Select, from the data, each line where "notifications" occurs.
--------------------------------
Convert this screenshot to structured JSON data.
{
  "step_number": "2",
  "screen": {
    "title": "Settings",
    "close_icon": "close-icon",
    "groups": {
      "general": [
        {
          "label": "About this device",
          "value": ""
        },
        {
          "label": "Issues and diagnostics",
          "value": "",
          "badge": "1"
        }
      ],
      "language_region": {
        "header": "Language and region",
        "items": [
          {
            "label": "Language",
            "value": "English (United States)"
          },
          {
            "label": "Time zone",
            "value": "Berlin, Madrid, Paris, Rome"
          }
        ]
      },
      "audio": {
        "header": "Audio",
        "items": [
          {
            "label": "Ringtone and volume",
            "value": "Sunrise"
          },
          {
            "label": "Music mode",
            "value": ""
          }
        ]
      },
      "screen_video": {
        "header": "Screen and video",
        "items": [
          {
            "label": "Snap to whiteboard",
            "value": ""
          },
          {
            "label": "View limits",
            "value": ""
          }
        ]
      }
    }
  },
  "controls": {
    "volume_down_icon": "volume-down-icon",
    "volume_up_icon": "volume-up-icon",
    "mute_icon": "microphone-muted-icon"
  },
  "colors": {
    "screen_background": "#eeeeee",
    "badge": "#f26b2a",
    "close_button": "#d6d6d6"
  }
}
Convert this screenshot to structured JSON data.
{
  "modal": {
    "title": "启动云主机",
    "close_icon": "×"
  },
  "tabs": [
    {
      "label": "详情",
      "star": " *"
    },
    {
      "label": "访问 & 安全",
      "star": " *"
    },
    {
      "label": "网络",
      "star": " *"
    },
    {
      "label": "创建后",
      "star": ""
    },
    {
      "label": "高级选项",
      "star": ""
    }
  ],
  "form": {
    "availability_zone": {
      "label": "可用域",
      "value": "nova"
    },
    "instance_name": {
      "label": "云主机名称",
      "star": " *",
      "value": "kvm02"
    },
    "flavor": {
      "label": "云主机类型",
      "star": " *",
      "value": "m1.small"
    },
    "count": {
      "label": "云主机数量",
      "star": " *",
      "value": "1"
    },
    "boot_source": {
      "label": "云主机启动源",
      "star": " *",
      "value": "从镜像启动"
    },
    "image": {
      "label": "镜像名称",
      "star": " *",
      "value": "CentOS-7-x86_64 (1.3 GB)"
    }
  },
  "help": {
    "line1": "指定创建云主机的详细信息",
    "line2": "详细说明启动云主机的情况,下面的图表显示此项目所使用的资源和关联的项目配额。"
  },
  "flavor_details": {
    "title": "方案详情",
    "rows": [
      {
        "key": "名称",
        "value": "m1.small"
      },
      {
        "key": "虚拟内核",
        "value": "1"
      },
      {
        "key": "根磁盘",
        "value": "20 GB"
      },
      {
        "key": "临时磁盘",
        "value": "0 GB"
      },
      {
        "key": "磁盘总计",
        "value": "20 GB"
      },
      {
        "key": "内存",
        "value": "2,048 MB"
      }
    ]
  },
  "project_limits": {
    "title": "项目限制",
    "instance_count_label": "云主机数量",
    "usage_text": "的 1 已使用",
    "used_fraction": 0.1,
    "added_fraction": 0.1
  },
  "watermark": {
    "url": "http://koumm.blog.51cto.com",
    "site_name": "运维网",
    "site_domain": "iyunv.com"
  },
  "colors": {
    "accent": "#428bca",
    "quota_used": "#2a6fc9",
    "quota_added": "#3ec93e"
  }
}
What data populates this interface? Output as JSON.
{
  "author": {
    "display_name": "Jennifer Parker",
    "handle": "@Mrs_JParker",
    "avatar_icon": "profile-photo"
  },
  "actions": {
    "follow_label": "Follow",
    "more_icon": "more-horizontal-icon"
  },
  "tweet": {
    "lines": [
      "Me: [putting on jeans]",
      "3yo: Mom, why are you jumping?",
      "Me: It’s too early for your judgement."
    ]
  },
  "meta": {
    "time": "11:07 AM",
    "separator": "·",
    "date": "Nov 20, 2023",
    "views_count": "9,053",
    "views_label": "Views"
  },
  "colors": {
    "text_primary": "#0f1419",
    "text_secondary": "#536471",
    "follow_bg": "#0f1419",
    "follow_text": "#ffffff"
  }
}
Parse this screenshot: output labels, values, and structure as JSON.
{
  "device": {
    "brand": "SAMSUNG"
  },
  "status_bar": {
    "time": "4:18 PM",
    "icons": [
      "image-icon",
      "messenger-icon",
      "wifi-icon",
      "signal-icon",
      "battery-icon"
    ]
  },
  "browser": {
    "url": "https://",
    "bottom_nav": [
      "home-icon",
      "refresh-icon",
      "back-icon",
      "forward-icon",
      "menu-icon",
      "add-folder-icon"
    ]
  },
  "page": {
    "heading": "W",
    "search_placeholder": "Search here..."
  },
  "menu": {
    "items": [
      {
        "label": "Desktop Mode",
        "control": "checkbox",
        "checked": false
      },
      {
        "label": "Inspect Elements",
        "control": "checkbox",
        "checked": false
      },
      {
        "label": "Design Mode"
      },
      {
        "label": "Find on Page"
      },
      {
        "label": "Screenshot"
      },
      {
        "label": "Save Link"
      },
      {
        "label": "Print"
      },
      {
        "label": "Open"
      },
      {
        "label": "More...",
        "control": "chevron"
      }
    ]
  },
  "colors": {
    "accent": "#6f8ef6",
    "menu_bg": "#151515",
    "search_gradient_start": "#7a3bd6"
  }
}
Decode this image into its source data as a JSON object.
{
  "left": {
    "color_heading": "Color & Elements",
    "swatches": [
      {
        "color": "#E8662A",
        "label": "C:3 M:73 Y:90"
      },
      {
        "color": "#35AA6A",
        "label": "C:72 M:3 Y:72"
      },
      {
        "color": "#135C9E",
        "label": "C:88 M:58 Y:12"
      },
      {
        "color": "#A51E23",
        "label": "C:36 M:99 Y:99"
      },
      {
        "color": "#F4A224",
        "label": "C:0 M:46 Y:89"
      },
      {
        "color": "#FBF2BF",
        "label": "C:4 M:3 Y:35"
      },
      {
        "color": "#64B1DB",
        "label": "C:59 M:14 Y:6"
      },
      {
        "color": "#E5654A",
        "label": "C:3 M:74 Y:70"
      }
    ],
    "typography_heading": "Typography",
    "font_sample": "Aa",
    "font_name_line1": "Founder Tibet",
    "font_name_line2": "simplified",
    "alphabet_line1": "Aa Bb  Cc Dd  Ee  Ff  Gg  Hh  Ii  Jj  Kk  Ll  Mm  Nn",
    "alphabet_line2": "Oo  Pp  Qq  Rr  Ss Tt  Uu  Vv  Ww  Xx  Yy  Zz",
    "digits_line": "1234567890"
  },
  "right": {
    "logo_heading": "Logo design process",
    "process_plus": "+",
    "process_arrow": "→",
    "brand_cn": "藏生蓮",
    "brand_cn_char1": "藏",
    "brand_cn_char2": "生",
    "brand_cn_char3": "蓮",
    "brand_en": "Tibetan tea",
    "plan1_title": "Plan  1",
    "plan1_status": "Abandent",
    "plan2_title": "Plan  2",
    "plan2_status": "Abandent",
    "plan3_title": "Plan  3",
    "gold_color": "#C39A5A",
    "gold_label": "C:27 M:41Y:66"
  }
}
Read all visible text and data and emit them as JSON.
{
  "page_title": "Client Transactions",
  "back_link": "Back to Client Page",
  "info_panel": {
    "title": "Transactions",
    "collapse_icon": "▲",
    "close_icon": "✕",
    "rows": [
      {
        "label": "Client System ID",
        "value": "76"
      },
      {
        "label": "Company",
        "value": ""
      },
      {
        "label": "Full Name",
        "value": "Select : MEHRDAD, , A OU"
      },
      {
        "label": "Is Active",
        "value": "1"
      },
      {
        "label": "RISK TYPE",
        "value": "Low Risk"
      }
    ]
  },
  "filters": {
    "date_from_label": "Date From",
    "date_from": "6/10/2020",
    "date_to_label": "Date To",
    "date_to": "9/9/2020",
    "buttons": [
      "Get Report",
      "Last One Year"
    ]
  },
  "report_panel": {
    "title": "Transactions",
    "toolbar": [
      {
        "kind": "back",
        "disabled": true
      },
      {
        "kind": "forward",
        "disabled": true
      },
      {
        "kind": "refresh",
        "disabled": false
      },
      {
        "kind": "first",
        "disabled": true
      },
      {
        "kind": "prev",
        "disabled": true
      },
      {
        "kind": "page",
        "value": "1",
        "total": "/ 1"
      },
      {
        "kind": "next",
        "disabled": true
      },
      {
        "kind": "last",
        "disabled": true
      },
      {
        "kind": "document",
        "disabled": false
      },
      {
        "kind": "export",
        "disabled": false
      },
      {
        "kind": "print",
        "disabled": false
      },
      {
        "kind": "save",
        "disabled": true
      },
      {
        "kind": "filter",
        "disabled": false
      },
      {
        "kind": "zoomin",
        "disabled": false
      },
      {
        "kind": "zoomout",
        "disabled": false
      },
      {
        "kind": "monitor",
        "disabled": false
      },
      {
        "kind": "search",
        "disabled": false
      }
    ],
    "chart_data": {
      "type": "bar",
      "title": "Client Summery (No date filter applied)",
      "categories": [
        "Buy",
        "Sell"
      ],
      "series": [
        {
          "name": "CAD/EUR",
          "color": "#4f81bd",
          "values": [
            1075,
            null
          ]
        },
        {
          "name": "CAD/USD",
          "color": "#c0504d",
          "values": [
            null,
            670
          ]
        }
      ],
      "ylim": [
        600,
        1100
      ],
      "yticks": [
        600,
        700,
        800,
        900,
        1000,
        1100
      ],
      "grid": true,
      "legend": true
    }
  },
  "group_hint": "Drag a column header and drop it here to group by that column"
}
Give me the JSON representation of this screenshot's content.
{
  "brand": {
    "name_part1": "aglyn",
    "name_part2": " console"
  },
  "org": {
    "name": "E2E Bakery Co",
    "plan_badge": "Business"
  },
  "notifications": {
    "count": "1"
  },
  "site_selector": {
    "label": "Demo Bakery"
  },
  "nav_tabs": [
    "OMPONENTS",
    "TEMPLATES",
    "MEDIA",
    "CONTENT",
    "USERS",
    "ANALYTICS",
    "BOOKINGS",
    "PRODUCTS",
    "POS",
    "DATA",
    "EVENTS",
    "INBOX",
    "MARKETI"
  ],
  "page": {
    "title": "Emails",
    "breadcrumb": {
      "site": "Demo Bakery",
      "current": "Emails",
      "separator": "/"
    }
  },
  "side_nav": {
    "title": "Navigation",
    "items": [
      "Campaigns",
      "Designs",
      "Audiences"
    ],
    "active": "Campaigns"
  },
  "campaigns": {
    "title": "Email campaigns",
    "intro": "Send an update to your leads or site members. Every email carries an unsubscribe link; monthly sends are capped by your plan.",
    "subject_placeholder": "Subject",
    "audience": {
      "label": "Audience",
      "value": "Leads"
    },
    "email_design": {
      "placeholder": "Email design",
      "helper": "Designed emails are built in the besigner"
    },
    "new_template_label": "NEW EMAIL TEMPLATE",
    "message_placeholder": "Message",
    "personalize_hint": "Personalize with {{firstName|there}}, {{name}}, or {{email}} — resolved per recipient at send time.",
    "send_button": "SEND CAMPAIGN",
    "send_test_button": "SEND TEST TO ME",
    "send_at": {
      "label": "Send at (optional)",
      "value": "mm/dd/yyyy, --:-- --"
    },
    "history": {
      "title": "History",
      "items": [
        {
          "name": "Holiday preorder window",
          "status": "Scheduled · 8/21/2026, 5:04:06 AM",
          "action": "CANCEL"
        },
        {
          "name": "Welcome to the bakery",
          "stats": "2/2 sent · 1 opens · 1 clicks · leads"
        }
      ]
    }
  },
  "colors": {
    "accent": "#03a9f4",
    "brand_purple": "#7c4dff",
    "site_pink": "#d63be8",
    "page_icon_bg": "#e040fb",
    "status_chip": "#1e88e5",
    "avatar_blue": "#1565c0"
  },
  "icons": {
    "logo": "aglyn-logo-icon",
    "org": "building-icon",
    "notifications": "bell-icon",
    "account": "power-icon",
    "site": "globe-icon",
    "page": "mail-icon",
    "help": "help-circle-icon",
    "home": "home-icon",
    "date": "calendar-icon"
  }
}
--------------------------------
RESULT:
  "notifications": {
    "notifications": "bell-icon",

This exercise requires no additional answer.